(Data entries for graphics)

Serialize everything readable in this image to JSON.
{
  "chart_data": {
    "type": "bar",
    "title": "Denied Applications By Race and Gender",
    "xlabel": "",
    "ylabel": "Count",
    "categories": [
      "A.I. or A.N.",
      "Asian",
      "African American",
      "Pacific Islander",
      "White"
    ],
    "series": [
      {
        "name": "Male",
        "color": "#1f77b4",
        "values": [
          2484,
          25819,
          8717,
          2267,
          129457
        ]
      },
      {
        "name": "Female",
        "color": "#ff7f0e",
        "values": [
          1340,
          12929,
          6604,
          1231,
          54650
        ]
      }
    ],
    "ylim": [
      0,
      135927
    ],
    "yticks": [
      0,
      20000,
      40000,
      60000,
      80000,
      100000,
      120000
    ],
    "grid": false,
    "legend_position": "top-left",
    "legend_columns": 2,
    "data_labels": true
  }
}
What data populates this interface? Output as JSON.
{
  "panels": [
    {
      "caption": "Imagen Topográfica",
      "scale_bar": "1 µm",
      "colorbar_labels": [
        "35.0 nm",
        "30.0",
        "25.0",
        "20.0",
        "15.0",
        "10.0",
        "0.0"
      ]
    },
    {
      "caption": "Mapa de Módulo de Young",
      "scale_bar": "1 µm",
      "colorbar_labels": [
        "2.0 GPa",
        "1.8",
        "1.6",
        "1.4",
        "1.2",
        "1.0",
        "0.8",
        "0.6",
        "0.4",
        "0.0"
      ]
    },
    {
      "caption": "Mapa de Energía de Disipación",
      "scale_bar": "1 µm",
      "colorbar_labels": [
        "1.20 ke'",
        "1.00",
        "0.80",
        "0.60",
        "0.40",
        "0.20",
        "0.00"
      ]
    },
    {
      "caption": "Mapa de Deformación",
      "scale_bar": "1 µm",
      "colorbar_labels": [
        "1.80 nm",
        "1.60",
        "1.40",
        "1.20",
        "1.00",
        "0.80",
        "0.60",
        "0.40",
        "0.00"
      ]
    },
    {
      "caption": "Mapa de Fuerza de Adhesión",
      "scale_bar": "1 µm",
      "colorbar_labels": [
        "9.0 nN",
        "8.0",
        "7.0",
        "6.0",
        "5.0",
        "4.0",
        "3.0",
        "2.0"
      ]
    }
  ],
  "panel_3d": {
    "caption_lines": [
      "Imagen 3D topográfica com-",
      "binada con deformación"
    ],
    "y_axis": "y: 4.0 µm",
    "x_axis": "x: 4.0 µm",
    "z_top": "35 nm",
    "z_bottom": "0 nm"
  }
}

- [Problem description]
Within the entries above, report how many lines include "this", and keep the answer to the number.

- [Task solution]
2